Start of Material to process

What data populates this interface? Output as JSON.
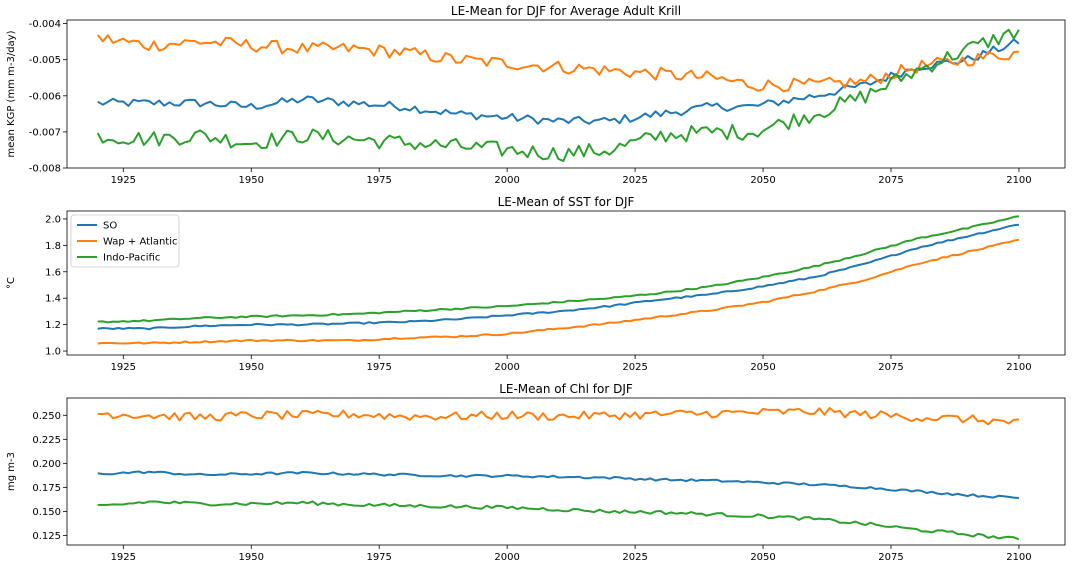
{
  "colors": {
    "SO": "#1f77b4",
    "Wap + Atlantic": "#ff7f0e",
    "Indo-Pacific": "#2ca02c"
  },
  "chart_data": [
    {
      "type": "line",
      "title": "LE-Mean for DJF for Average Adult Krill",
      "xlabel": "",
      "ylabel": "mean KGP (mm m-3/day)",
      "xlim": [
        1914,
        2109
      ],
      "ylim": [
        -0.008,
        -0.0039
      ],
      "x_ticks": [
        1925,
        1950,
        1975,
        2000,
        2025,
        2050,
        2075,
        2100
      ],
      "x_tick_labels": [
        "1925",
        "1950",
        "1975",
        "2000",
        "2025",
        "2050",
        "2075",
        "2100"
      ],
      "y_ticks": [
        -0.008,
        -0.007,
        -0.006,
        -0.005,
        -0.004
      ],
      "y_tick_labels": [
        "-0.008",
        "-0.007",
        "-0.006",
        "-0.005",
        "-0.004"
      ],
      "legend": null,
      "series": [
        {
          "key": "SO",
          "x": [
            1920,
            1930,
            1940,
            1950,
            1960,
            1970,
            1980,
            1990,
            2000,
            2010,
            2020,
            2030,
            2040,
            2048,
            2060,
            2070,
            2080,
            2090,
            2100
          ],
          "y": [
            -0.0062,
            -0.0062,
            -0.0062,
            -0.0063,
            -0.0061,
            -0.0062,
            -0.0063,
            -0.0065,
            -0.0066,
            -0.0067,
            -0.0067,
            -0.0065,
            -0.0063,
            -0.0063,
            -0.006,
            -0.0057,
            -0.0052,
            -0.005,
            -0.0045
          ]
        },
        {
          "key": "Wap + Atlantic",
          "x": [
            1920,
            1930,
            1940,
            1950,
            1960,
            1970,
            1980,
            1990,
            2000,
            2010,
            2020,
            2030,
            2040,
            2048,
            2060,
            2070,
            2080,
            2090,
            2100
          ],
          "y": [
            -0.0044,
            -0.0046,
            -0.0045,
            -0.0046,
            -0.0047,
            -0.0047,
            -0.0048,
            -0.005,
            -0.0051,
            -0.0052,
            -0.0053,
            -0.0054,
            -0.0055,
            -0.0057,
            -0.0057,
            -0.0056,
            -0.0052,
            -0.005,
            -0.0048
          ]
        },
        {
          "key": "Indo-Pacific",
          "x": [
            1920,
            1930,
            1940,
            1950,
            1960,
            1970,
            1980,
            1990,
            2000,
            2010,
            2020,
            2030,
            2040,
            2048,
            2060,
            2070,
            2080,
            2090,
            2100
          ],
          "y": [
            -0.0071,
            -0.0072,
            -0.0071,
            -0.0073,
            -0.0071,
            -0.0072,
            -0.0073,
            -0.0074,
            -0.0075,
            -0.0076,
            -0.0075,
            -0.0071,
            -0.007,
            -0.007,
            -0.0065,
            -0.006,
            -0.0053,
            -0.0047,
            -0.0042
          ]
        }
      ]
    },
    {
      "type": "line",
      "title": "LE-Mean of SST for DJF",
      "xlabel": "",
      "ylabel": "°C",
      "xlim": [
        1914,
        2109
      ],
      "ylim": [
        0.97,
        2.06
      ],
      "x_ticks": [
        1925,
        1950,
        1975,
        2000,
        2025,
        2050,
        2075,
        2100
      ],
      "x_tick_labels": [
        "1925",
        "1950",
        "1975",
        "2000",
        "2025",
        "2050",
        "2075",
        "2100"
      ],
      "y_ticks": [
        1.0,
        1.2,
        1.4,
        1.6,
        1.8,
        2.0
      ],
      "y_tick_labels": [
        "1.0",
        "1.2",
        "1.4",
        "1.6",
        "1.8",
        "2.0"
      ],
      "legend": "top-left",
      "series": [
        {
          "key": "SO",
          "name": "SO",
          "x": [
            1920,
            1930,
            1940,
            1950,
            1960,
            1970,
            1980,
            1990,
            2000,
            2010,
            2020,
            2030,
            2040,
            2050,
            2060,
            2070,
            2080,
            2090,
            2100
          ],
          "y": [
            1.17,
            1.17,
            1.19,
            1.2,
            1.2,
            1.21,
            1.22,
            1.24,
            1.27,
            1.3,
            1.34,
            1.39,
            1.43,
            1.49,
            1.56,
            1.66,
            1.78,
            1.87,
            1.96
          ]
        },
        {
          "key": "Wap + Atlantic",
          "name": "Wap + Atlantic",
          "x": [
            1920,
            1930,
            1940,
            1950,
            1960,
            1970,
            1980,
            1990,
            2000,
            2010,
            2020,
            2030,
            2040,
            2050,
            2060,
            2070,
            2080,
            2090,
            2100
          ],
          "y": [
            1.06,
            1.06,
            1.07,
            1.08,
            1.08,
            1.08,
            1.1,
            1.11,
            1.13,
            1.17,
            1.21,
            1.26,
            1.31,
            1.37,
            1.45,
            1.54,
            1.66,
            1.75,
            1.84
          ]
        },
        {
          "key": "Indo-Pacific",
          "name": "Indo-Pacific",
          "x": [
            1920,
            1930,
            1940,
            1950,
            1960,
            1970,
            1980,
            1990,
            2000,
            2010,
            2020,
            2030,
            2040,
            2050,
            2060,
            2070,
            2080,
            2090,
            2100
          ],
          "y": [
            1.22,
            1.23,
            1.25,
            1.26,
            1.27,
            1.28,
            1.3,
            1.32,
            1.34,
            1.37,
            1.4,
            1.44,
            1.49,
            1.56,
            1.64,
            1.74,
            1.85,
            1.93,
            2.02
          ]
        }
      ]
    },
    {
      "type": "line",
      "title": "LE-Mean of Chl for DJF",
      "xlabel": "",
      "ylabel": "mg m-3",
      "xlim": [
        1914,
        2109
      ],
      "ylim": [
        0.115,
        0.268
      ],
      "x_ticks": [
        1925,
        1950,
        1975,
        2000,
        2025,
        2050,
        2075,
        2100
      ],
      "x_tick_labels": [
        "1925",
        "1950",
        "1975",
        "2000",
        "2025",
        "2050",
        "2075",
        "2100"
      ],
      "y_ticks": [
        0.125,
        0.15,
        0.175,
        0.2,
        0.225,
        0.25
      ],
      "y_tick_labels": [
        "0.125",
        "0.150",
        "0.175",
        "0.200",
        "0.225",
        "0.250"
      ],
      "legend": null,
      "series": [
        {
          "key": "SO",
          "x": [
            1920,
            1930,
            1940,
            1950,
            1960,
            1970,
            1980,
            1990,
            2000,
            2010,
            2020,
            2030,
            2040,
            2050,
            2060,
            2070,
            2080,
            2090,
            2100
          ],
          "y": [
            0.189,
            0.191,
            0.188,
            0.189,
            0.19,
            0.189,
            0.188,
            0.187,
            0.187,
            0.186,
            0.185,
            0.183,
            0.182,
            0.18,
            0.178,
            0.175,
            0.171,
            0.167,
            0.164
          ]
        },
        {
          "key": "Wap + Atlantic",
          "x": [
            1920,
            1930,
            1940,
            1950,
            1960,
            1970,
            1980,
            1990,
            2000,
            2010,
            2020,
            2030,
            2040,
            2050,
            2060,
            2070,
            2080,
            2090,
            2100
          ],
          "y": [
            0.252,
            0.25,
            0.248,
            0.25,
            0.25,
            0.251,
            0.249,
            0.249,
            0.25,
            0.249,
            0.25,
            0.251,
            0.252,
            0.253,
            0.254,
            0.251,
            0.248,
            0.246,
            0.242
          ]
        },
        {
          "key": "Indo-Pacific",
          "x": [
            1920,
            1930,
            1940,
            1950,
            1960,
            1970,
            1980,
            1990,
            2000,
            2010,
            2020,
            2030,
            2040,
            2050,
            2060,
            2070,
            2080,
            2090,
            2100
          ],
          "y": [
            0.155,
            0.16,
            0.158,
            0.158,
            0.159,
            0.157,
            0.156,
            0.155,
            0.154,
            0.152,
            0.15,
            0.149,
            0.147,
            0.145,
            0.142,
            0.137,
            0.131,
            0.126,
            0.121
          ]
        }
      ]
    }
  ]
}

End of Material to process

## Exercise prompt
Tell how many lines contain the word "ylabel", using only the number.

## Completed exercise
3